- [GOAL] Locate the word "Nachfrager" in the data below, then copy every line that holds it.

- [DATA PROVIDED]
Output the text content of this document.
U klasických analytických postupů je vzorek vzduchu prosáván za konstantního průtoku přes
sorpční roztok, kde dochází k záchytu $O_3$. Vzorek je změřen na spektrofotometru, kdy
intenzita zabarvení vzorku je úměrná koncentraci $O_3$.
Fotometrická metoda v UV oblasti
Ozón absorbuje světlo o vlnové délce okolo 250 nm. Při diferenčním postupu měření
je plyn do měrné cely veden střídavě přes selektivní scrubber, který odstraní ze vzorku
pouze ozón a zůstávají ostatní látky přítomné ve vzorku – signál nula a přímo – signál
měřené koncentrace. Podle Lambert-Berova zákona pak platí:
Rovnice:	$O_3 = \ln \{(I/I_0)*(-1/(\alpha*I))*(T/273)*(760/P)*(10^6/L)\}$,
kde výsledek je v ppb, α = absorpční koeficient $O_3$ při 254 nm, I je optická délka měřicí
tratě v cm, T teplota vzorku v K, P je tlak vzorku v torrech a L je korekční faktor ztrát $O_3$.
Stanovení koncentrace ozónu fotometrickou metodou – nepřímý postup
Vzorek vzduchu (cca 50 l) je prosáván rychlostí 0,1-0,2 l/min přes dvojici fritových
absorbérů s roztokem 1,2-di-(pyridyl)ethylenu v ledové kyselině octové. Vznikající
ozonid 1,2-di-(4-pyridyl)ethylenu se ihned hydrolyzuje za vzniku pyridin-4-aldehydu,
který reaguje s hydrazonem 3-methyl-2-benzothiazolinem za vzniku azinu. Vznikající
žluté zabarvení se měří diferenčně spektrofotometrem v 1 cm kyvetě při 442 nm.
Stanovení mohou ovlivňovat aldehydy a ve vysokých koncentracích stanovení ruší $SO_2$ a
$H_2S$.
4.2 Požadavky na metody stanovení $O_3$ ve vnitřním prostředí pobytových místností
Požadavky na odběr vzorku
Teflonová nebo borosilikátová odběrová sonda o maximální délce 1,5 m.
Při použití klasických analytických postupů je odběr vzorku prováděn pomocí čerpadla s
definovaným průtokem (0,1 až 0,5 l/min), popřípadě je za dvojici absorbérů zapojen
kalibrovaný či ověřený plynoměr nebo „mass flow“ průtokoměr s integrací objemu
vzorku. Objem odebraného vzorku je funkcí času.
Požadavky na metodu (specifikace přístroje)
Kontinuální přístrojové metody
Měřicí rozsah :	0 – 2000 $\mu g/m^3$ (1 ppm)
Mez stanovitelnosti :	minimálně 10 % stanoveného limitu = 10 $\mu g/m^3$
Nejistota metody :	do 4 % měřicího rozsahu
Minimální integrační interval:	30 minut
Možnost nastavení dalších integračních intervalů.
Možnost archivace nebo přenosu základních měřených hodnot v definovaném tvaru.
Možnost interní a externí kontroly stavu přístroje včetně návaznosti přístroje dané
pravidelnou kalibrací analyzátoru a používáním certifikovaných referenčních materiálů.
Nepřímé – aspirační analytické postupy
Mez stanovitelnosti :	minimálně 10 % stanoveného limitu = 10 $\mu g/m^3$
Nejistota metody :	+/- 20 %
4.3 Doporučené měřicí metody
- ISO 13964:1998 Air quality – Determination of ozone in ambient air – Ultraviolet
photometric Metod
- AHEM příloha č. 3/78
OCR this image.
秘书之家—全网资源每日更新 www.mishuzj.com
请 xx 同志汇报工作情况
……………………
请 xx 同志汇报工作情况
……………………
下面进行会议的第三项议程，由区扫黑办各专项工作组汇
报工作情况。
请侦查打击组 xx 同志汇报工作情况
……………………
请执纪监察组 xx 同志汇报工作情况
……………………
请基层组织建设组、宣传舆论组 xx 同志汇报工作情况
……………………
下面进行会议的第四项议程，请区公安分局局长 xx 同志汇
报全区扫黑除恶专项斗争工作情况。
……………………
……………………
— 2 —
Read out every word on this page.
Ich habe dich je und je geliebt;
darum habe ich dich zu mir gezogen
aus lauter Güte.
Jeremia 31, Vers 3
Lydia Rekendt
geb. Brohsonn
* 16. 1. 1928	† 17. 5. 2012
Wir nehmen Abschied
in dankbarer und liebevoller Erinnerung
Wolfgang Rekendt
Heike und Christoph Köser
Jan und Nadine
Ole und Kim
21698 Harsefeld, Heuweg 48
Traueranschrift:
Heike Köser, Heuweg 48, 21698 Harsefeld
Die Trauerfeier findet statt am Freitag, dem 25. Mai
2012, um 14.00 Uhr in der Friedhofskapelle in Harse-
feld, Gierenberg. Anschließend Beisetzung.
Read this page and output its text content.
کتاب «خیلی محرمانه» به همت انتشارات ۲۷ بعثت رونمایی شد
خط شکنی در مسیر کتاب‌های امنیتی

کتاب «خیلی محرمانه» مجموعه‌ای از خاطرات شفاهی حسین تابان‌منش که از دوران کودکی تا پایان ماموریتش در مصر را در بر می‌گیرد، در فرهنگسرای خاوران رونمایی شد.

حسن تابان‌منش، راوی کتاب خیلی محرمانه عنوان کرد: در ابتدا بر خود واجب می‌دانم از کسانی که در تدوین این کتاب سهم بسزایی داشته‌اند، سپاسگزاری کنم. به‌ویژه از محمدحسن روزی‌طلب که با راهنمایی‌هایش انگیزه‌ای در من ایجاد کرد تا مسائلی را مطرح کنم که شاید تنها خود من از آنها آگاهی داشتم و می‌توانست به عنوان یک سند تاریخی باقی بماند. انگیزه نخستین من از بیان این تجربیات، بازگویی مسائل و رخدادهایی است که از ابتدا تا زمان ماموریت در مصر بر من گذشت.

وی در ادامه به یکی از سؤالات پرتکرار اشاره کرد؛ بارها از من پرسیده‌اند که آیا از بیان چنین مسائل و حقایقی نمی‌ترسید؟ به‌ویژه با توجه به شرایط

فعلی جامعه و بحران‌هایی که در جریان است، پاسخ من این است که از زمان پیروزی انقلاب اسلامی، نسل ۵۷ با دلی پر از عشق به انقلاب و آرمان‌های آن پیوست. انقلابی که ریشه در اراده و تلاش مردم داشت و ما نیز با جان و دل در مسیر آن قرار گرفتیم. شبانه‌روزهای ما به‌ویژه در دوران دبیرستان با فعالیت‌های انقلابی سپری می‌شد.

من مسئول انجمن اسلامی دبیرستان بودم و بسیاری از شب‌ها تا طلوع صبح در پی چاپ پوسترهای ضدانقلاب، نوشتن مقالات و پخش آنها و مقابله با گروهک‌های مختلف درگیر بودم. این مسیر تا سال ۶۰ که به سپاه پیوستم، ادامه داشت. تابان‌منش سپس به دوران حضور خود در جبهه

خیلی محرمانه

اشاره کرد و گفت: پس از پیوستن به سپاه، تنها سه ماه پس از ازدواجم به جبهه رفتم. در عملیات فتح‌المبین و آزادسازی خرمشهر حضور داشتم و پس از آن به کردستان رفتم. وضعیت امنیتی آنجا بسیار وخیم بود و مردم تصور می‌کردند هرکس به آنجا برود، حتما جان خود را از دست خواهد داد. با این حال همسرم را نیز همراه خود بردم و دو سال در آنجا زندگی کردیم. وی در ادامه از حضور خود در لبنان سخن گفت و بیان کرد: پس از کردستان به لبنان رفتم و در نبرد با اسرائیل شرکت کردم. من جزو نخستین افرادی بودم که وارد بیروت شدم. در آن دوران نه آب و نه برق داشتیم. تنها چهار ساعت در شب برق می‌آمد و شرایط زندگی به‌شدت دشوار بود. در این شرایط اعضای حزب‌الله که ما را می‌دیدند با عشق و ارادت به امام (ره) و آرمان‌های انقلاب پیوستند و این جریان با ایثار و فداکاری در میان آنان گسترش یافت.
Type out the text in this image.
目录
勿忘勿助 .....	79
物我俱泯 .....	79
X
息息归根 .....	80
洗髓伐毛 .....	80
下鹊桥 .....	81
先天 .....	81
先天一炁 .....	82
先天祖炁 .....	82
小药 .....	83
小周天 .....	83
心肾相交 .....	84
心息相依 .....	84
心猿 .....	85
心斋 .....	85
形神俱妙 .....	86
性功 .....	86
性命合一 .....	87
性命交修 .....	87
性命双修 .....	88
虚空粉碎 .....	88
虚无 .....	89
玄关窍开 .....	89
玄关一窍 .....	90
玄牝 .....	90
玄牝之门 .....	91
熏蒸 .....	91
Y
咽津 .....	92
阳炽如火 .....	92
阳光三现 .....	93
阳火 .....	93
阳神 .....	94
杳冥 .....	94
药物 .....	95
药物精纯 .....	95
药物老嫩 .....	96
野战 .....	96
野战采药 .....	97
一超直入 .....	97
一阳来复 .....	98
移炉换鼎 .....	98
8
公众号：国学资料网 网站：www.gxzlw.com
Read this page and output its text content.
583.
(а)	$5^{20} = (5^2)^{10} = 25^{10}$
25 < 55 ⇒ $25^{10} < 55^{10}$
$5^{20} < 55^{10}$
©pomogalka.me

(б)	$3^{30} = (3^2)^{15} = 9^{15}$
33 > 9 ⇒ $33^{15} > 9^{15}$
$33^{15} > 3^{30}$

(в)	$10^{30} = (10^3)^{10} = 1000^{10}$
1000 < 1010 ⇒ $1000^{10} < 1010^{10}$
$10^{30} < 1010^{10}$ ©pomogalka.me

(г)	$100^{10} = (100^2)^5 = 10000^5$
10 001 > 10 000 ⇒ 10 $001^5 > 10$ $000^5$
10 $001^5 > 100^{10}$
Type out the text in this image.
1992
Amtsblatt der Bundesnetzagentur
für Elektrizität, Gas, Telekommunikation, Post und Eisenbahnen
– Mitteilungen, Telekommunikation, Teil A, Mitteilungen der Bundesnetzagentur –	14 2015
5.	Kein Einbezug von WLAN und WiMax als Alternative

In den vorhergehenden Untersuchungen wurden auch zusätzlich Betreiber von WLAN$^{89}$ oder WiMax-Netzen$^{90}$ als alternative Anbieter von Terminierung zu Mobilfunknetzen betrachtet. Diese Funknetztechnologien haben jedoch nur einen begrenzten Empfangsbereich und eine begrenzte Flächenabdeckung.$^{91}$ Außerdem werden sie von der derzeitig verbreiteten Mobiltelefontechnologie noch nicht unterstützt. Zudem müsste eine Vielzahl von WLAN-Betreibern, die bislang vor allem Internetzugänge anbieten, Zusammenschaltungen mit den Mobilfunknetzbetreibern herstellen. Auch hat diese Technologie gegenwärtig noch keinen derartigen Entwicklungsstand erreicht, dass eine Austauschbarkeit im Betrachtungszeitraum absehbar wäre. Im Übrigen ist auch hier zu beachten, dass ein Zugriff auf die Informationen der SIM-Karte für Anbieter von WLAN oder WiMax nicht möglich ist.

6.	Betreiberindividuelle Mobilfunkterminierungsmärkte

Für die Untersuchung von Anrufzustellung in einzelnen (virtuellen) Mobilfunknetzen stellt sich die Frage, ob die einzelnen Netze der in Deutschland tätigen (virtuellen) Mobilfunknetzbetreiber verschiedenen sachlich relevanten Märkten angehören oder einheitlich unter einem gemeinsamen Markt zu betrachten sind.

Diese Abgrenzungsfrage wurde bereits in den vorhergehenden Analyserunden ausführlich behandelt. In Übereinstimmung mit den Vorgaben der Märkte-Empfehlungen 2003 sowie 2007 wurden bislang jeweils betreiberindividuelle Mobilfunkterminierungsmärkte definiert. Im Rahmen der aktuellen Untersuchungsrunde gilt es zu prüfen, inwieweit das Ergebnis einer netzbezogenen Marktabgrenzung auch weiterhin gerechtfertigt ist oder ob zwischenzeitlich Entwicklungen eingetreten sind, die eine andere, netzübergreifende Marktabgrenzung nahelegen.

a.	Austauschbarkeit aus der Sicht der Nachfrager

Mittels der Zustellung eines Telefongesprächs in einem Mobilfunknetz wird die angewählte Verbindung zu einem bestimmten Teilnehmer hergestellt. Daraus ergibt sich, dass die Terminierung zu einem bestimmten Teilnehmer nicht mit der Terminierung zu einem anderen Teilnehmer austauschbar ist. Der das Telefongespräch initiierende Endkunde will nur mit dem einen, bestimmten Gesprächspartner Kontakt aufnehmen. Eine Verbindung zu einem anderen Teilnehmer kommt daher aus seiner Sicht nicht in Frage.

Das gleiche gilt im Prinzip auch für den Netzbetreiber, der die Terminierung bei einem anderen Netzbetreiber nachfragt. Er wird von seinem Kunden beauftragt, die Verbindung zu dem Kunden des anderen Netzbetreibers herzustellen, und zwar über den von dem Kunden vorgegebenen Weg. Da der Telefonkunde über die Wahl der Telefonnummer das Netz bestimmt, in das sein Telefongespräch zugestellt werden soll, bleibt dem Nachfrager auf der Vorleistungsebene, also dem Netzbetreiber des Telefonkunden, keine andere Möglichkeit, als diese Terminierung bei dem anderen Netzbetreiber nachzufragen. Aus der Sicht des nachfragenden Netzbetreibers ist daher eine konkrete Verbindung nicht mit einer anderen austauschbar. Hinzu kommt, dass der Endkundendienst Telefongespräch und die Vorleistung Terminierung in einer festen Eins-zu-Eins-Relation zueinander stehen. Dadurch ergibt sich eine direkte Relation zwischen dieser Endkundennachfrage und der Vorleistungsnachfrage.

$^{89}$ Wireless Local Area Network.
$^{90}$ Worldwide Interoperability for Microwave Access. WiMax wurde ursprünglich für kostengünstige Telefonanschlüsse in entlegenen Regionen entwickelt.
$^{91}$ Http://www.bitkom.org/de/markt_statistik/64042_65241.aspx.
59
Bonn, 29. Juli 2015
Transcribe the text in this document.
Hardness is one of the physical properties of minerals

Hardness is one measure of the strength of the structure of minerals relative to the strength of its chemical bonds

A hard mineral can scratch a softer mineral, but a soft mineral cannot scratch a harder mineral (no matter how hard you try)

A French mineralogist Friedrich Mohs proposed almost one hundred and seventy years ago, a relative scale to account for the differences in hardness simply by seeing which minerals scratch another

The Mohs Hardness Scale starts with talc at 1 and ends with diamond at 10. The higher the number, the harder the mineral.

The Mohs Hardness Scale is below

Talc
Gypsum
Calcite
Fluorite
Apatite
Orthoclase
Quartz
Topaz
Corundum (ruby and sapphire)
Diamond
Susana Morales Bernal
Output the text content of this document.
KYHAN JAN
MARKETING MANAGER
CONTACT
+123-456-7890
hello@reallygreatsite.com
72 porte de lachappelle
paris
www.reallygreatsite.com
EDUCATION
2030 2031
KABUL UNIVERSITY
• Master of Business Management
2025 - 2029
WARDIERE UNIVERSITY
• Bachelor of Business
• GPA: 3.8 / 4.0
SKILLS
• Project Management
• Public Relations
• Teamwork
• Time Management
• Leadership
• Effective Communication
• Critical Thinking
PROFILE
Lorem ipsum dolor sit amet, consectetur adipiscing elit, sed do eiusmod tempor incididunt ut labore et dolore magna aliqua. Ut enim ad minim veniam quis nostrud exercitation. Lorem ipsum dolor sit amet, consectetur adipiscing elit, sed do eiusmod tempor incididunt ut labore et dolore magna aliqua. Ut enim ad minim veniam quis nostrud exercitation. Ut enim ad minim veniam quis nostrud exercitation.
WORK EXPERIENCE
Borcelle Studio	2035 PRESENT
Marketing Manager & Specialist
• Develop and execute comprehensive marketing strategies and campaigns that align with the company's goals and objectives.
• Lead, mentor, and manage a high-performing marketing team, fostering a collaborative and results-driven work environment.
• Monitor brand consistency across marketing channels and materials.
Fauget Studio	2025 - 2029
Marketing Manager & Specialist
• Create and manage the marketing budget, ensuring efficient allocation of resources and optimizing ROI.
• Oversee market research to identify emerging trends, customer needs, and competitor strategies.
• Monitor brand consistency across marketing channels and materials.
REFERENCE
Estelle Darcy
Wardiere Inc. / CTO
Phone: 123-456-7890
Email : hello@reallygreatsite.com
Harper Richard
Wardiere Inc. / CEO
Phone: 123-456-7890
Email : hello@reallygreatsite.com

- [EXERCISE RESPONSE]
a.	Austauschbarkeit aus der Sicht der Nachfrager
Das gleiche gilt im Prinzip auch für den Netzbetreiber, der die Terminierung bei einem anderen Netzbetreiber nachfragt. Er wird von seinem Kunden beauftragt, die Verbindung zu dem Kunden des anderen Netzbetreibers herzustellen, und zwar über den von dem Kunden vorgegebenen Weg. Da der Telefonkunde über die Wahl der Telefonnummer das Netz bestimmt, in das sein Telefongespräch zugestellt werden soll, bleibt dem Nachfrager auf der Vorleistungsebene, also dem Netzbetreiber des Telefonkunden, keine andere Möglichkeit, als diese Terminierung bei dem anderen Netzbetreiber nachzufragen. Aus der Sicht des nachfragenden Netzbetreibers ist daher eine konkrete Verbindung nicht mit einer anderen austauschbar. Hinzu kommt, dass der Endkundendienst Telefongespräch und die Vorleistung Terminierung in einer festen Eins-zu-Eins-Relation zueinander stehen. Dadurch ergibt sich eine direkte Relation zwischen dieser Endkundennachfrage und der Vorleistungsnachfrage.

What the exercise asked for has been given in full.